**Your objective**
Will you write out all the entries below exactly?

[start of Exercise data]

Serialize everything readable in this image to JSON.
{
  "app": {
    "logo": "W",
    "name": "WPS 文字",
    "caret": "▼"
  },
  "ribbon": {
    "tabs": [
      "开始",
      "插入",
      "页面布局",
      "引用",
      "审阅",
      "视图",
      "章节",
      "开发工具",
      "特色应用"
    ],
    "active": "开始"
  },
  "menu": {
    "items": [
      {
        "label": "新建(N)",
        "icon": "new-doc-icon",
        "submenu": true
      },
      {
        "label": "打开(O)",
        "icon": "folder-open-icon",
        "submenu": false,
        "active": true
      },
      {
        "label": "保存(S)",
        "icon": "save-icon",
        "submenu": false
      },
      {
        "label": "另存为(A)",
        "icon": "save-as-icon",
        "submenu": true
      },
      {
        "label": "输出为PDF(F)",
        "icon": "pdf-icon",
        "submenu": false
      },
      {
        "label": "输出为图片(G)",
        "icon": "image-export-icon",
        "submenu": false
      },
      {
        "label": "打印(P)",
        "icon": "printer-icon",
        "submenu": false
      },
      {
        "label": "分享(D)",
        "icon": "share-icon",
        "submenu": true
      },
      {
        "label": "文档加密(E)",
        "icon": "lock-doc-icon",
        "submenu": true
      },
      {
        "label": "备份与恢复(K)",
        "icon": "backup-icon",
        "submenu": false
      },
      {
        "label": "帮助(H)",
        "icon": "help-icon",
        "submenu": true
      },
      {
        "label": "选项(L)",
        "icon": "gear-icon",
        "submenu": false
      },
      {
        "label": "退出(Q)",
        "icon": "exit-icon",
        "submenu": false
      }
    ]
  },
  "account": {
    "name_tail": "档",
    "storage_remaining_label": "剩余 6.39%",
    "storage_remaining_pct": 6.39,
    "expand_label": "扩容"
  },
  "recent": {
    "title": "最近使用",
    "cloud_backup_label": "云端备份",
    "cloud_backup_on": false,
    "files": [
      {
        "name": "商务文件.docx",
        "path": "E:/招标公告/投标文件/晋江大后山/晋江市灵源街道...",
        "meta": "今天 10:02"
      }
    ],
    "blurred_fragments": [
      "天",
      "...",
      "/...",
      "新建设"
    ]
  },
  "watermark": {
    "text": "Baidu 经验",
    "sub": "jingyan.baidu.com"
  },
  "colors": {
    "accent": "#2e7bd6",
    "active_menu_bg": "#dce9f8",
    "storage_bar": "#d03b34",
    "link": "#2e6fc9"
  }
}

[end of Exercise data]

**Written solution**
Serialize everything readable in this image to JSON.
{
  "app": {
    "logo": "W",
    "name": "WPS 文字",
    "caret": "▼"
  },
  "ribbon": {
    "tabs": [
      "开始",
      "插入",
      "页面布局",
      "引用",
      "审阅",
      "视图",
      "章节",
      "开发工具",
      "特色应用"
    ],
    "active": "开始"
  },
  "menu": {
    "items": [
      {
        "label": "新建(N)",
        "icon": "new-doc-icon",
        "submenu": true
      },
      {
        "label": "打开(O)",
        "icon": "folder-open-icon",
        "submenu": false,
        "active": true
      },
      {
        "label": "保存(S)",
        "icon": "save-icon",
        "submenu": false
      },
      {
        "label": "另存为(A)",
        "icon": "save-as-icon",
        "submenu": true
      },
      {
        "label": "输出为PDF(F)",
        "icon": "pdf-icon",
        "submenu": false
      },
      {
        "label": "输出为图片(G)",
        "icon": "image-export-icon",
        "submenu": false
      },
      {
        "label": "打印(P)",
        "icon": "printer-icon",
        "submenu": false
      },
      {
        "label": "分享(D)",
        "icon": "share-icon",
        "submenu": true
      },
      {
        "label": "文档加密(E)",
        "icon": "lock-doc-icon",
        "submenu": true
      },
      {
        "label": "备份与恢复(K)",
        "icon": "backup-icon",
        "submenu": false
      },
      {
        "label": "帮助(H)",
        "icon": "help-icon",
        "submenu": true
      },
      {
        "label": "选项(L)",
        "icon": "gear-icon",
        "submenu": false
      },
      {
        "label": "退出(Q)",
        "icon": "exit-icon",
        "submenu": false
      }
    ]
  },
  "account": {
    "name_tail": "档",
    "storage_remaining_label": "剩余 6.39%",
    "storage_remaining_pct": 6.39,
    "expand_label": "扩容"
  },
  "recent": {
    "title": "最近使用",
    "cloud_backup_label": "云端备份",
    "cloud_backup_on": false,
    "files": [
      {
        "name": "商务文件.docx",
        "path": "E:/招标公告/投标文件/晋江大后山/晋江市灵源街道...",
        "meta": "今天 10:02"
      }
    ],
    "blurred_fragments": [
      "天",
      "...",
      "/...",
      "新建设"
    ]
  },
  "watermark": {
    "text": "Baidu 经验",
    "sub": "jingyan.baidu.com"
  },
  "colors": {
    "accent": "#2e7bd6",
    "active_menu_bg": "#dce9f8",
    "storage_bar": "#d03b34",
    "link": "#2e6fc9"
  }
}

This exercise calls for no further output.